*Exercise goal*
Find every line in the records below that holds the word "avlysing", and copy each one.
*** Material ***
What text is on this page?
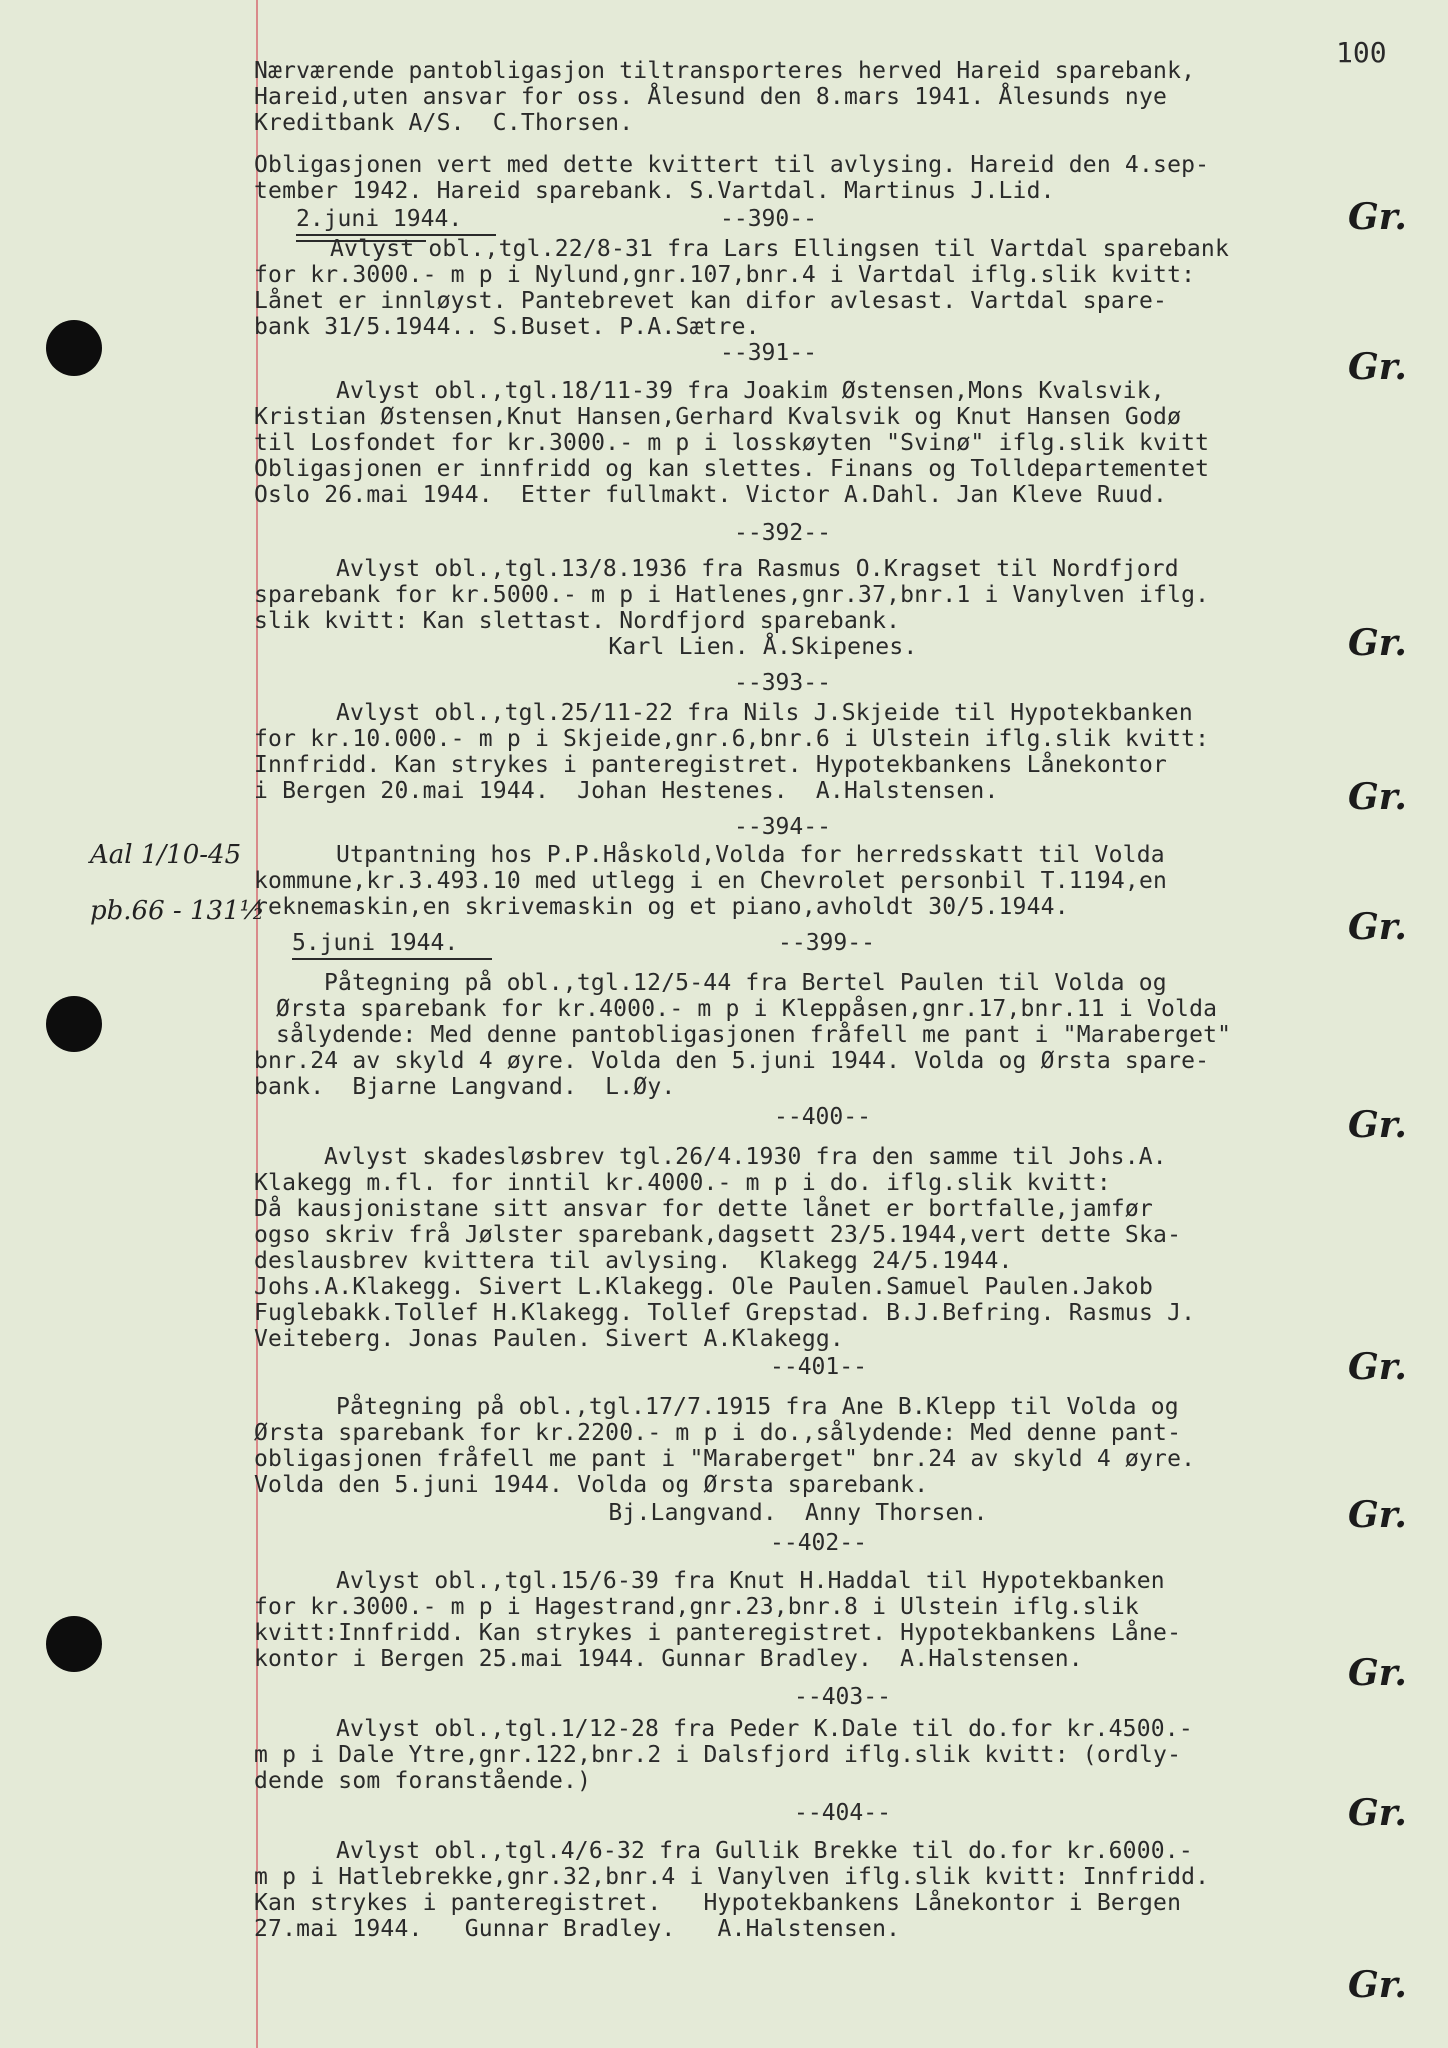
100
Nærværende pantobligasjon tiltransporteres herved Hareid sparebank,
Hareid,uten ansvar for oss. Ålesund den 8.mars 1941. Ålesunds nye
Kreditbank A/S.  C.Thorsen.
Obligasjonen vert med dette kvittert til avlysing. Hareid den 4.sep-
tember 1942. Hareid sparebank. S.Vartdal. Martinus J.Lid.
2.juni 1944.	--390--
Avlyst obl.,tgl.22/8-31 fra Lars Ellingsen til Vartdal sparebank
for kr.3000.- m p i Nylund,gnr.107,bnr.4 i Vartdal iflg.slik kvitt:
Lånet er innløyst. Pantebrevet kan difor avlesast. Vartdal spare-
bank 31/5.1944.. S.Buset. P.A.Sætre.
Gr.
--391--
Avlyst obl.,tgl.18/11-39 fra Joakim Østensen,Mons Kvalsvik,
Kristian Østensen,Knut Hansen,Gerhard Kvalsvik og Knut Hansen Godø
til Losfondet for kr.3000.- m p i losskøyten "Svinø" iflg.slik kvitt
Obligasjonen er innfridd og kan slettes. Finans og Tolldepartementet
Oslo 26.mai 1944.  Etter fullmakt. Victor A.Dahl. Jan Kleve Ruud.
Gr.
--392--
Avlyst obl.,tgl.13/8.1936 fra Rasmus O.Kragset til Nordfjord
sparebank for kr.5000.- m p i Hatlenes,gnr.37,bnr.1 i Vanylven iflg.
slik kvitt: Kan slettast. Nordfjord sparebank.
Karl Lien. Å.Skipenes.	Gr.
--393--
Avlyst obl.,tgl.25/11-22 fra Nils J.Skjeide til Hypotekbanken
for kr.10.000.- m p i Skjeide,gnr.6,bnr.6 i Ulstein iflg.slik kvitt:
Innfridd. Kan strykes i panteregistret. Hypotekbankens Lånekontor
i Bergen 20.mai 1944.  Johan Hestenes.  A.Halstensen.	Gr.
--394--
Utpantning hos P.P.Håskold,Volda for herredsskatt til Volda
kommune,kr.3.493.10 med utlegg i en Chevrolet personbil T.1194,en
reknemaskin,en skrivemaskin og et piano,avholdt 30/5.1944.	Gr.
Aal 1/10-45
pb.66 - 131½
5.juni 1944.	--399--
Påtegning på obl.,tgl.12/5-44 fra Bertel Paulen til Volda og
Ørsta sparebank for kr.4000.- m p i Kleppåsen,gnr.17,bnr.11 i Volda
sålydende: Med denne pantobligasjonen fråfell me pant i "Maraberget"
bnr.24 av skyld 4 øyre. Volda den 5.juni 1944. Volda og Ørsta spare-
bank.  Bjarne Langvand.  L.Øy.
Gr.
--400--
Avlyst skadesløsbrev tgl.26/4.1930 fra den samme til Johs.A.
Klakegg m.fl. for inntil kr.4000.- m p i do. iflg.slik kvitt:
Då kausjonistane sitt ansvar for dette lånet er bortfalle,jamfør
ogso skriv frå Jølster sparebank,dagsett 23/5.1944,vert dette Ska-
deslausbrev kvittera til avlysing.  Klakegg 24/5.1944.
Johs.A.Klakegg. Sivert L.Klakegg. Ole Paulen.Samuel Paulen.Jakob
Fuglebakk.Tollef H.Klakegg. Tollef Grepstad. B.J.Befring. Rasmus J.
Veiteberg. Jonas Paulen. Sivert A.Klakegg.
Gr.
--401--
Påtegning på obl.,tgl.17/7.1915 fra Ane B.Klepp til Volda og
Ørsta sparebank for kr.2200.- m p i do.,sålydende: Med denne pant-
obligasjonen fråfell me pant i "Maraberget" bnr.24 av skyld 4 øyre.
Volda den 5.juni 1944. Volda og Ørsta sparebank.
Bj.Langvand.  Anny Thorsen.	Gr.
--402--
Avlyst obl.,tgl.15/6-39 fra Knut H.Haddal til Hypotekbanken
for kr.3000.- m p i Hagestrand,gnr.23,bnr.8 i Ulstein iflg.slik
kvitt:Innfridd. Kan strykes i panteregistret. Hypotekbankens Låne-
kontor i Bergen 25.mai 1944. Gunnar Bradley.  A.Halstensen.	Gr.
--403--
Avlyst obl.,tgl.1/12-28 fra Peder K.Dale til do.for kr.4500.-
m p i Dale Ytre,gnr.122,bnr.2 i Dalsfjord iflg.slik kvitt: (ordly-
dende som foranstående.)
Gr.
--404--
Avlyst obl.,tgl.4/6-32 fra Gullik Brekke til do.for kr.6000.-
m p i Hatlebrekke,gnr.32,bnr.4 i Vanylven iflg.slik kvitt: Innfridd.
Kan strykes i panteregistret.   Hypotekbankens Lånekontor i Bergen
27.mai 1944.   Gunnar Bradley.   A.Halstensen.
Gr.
***
*Output below*
Obligasjonen vert med dette kvittert til avlysing. Hareid den 4.sep-
deslausbrev kvittera til avlysing.  Klakegg 24/5.1944.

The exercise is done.